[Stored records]

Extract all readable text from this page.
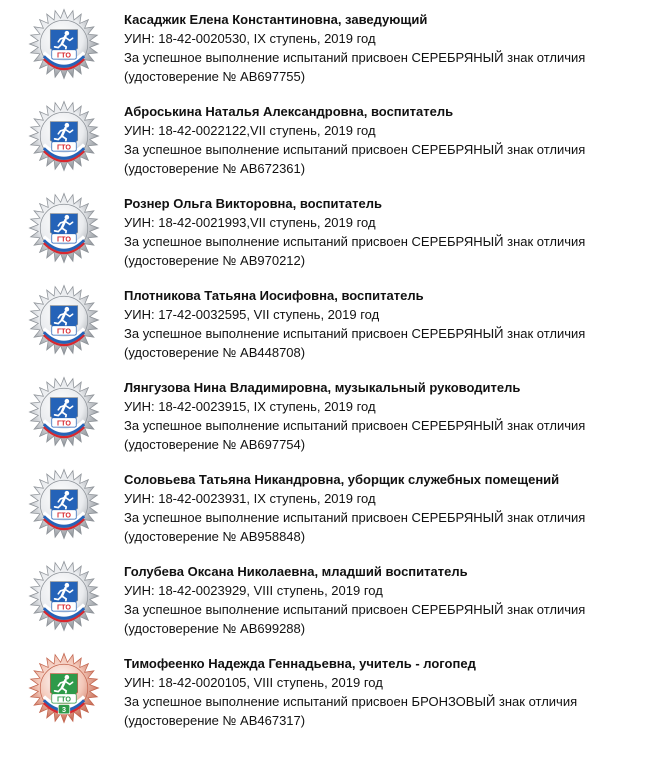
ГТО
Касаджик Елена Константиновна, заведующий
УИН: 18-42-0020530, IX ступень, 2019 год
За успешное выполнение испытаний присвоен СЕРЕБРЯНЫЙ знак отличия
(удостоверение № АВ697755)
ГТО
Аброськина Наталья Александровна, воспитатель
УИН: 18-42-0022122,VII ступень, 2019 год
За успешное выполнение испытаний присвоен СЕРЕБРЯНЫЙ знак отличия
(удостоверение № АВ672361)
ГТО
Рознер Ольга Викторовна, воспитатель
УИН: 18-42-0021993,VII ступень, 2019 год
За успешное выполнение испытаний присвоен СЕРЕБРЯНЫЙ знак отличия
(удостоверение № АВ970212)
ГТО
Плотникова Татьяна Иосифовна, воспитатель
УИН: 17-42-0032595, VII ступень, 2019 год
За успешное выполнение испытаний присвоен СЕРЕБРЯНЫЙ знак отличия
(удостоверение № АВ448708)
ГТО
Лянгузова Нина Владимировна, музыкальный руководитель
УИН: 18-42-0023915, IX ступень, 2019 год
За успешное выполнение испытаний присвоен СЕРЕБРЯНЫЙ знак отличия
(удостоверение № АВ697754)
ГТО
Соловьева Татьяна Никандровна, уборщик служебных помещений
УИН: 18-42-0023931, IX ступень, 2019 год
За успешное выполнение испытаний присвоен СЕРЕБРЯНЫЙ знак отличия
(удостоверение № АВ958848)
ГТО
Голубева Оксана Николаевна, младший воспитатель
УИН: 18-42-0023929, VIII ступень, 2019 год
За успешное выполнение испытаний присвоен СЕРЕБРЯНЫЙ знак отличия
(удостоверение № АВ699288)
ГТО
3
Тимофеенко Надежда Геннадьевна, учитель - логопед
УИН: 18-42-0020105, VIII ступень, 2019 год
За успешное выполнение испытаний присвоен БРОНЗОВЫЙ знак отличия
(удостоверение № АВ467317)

Aim of the task :: Make an exact copy of every record, pictures excluded.

Written response ::
Extract all readable text from this page.
ГТО
Касаджик Елена Константиновна, заведующий
УИН: 18-42-0020530, IX ступень, 2019 год
За успешное выполнение испытаний присвоен СЕРЕБРЯНЫЙ знак отличия
(удостоверение № АВ697755)
ГТО
Аброськина Наталья Александровна, воспитатель
УИН: 18-42-0022122,VII ступень, 2019 год
За успешное выполнение испытаний присвоен СЕРЕБРЯНЫЙ знак отличия
(удостоверение № АВ672361)
ГТО
Рознер Ольга Викторовна, воспитатель
УИН: 18-42-0021993,VII ступень, 2019 год
За успешное выполнение испытаний присвоен СЕРЕБРЯНЫЙ знак отличия
(удостоверение № АВ970212)
ГТО
Плотникова Татьяна Иосифовна, воспитатель
УИН: 17-42-0032595, VII ступень, 2019 год
За успешное выполнение испытаний присвоен СЕРЕБРЯНЫЙ знак отличия
(удостоверение № АВ448708)
ГТО
Лянгузова Нина Владимировна, музыкальный руководитель
УИН: 18-42-0023915, IX ступень, 2019 год
За успешное выполнение испытаний присвоен СЕРЕБРЯНЫЙ знак отличия
(удостоверение № АВ697754)
ГТО
Соловьева Татьяна Никандровна, уборщик служебных помещений
УИН: 18-42-0023931, IX ступень, 2019 год
За успешное выполнение испытаний присвоен СЕРЕБРЯНЫЙ знак отличия
(удостоверение № АВ958848)
ГТО
Голубева Оксана Николаевна, младший воспитатель
УИН: 18-42-0023929, VIII ступень, 2019 год
За успешное выполнение испытаний присвоен СЕРЕБРЯНЫЙ знак отличия
(удостоверение № АВ699288)
ГТО
3
Тимофеенко Надежда Геннадьевна, учитель - логопед
УИН: 18-42-0020105, VIII ступень, 2019 год
За успешное выполнение испытаний присвоен БРОНЗОВЫЙ знак отличия
(удостоверение № АВ467317)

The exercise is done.